_Given task_:
Pick every line from the data that holds the word "ylabel".

_Dataset content_:
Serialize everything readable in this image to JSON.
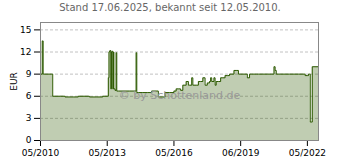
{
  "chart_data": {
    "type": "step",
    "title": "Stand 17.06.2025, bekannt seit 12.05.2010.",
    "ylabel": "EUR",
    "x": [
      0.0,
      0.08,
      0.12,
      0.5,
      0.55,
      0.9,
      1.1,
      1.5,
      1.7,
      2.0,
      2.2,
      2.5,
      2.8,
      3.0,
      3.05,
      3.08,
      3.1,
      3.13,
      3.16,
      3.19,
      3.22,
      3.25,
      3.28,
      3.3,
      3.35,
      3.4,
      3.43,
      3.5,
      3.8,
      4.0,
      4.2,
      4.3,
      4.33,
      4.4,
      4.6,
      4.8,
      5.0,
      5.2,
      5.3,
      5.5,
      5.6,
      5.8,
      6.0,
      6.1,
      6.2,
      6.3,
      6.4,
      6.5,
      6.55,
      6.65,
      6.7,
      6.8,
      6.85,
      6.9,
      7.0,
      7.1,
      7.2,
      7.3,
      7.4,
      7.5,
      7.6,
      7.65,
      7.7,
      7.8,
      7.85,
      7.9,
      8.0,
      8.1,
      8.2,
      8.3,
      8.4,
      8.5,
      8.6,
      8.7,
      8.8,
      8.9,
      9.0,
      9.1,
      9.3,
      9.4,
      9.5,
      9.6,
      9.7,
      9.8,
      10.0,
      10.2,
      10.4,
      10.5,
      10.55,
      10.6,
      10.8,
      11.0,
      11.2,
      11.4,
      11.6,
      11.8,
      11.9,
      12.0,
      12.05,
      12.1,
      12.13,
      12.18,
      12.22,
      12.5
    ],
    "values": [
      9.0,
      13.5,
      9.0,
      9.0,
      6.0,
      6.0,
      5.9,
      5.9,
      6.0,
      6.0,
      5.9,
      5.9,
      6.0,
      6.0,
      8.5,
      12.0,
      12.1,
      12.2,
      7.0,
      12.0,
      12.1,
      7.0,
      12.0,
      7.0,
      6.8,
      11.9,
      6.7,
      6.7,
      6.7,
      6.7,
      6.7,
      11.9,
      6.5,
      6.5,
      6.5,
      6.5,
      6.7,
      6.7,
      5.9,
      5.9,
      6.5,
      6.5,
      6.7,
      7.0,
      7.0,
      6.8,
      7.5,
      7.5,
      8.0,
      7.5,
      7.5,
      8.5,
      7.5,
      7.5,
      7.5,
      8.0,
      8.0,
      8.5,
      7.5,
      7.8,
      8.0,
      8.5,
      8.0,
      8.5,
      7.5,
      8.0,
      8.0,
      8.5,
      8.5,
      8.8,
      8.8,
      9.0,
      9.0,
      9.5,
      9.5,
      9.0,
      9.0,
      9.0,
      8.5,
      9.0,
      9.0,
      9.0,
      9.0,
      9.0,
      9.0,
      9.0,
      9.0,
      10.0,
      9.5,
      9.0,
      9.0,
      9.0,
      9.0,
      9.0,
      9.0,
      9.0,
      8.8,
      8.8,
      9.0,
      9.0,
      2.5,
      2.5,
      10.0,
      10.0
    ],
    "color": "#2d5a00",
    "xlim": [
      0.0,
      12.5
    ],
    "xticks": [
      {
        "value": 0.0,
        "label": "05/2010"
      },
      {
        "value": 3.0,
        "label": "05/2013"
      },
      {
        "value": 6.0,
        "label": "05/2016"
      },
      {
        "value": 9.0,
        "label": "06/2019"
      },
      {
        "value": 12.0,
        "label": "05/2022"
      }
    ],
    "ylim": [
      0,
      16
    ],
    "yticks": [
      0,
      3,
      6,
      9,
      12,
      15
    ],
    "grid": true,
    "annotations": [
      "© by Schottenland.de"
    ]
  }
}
--
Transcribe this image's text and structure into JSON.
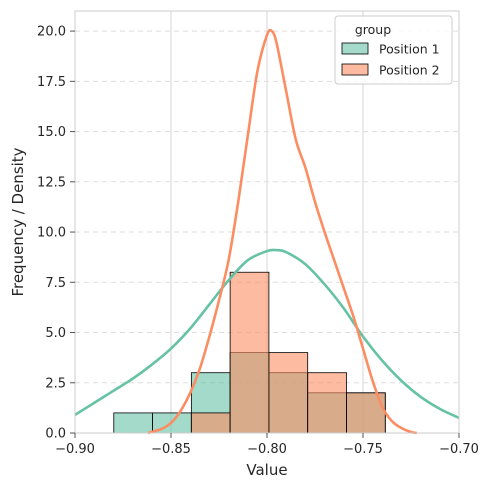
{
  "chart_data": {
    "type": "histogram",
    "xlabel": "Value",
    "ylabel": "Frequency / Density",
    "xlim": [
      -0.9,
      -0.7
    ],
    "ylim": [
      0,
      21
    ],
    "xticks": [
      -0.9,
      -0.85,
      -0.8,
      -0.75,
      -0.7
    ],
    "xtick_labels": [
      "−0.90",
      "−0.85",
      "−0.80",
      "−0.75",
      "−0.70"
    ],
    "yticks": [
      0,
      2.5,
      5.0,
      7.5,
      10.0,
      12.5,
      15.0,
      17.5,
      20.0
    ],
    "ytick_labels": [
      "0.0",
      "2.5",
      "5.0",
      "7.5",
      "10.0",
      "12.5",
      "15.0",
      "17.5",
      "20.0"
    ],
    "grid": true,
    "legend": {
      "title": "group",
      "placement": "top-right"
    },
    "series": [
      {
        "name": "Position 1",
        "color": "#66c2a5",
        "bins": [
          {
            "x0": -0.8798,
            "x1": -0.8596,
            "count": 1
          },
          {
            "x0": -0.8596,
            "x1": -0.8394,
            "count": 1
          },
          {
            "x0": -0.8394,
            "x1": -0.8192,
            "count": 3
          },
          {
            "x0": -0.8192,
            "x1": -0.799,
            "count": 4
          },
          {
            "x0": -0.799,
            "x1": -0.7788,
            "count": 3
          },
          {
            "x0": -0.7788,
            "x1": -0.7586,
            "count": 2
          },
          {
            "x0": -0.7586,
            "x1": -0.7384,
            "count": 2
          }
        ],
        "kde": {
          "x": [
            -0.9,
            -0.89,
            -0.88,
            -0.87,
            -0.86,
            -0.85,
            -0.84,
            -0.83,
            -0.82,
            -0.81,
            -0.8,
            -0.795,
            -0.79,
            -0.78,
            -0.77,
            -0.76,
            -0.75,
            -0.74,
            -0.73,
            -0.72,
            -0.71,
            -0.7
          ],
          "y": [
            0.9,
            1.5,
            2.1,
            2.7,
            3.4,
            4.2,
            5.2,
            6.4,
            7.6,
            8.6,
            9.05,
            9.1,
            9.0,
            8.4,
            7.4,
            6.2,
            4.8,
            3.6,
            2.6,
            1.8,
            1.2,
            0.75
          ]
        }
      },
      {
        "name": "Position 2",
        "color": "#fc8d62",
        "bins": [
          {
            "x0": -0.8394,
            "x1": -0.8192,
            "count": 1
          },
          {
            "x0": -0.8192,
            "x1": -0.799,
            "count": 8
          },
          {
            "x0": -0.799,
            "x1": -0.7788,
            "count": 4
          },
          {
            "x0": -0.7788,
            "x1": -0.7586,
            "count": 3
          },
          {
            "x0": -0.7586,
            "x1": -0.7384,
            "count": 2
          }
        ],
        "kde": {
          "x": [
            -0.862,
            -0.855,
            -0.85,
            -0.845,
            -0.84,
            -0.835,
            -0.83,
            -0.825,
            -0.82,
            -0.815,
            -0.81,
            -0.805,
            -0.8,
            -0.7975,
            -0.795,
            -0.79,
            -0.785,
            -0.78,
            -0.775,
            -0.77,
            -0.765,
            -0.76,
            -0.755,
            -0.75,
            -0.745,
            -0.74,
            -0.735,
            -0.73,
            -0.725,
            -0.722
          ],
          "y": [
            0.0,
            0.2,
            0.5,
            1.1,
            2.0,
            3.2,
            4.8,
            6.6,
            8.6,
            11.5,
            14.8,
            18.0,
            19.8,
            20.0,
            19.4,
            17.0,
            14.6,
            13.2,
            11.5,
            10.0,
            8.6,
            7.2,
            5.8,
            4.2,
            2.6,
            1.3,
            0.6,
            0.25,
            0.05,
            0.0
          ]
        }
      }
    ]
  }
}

_Answer for this exercise_:
    "ylabel": "EUR",
    "ylabel": "Frequency / Density",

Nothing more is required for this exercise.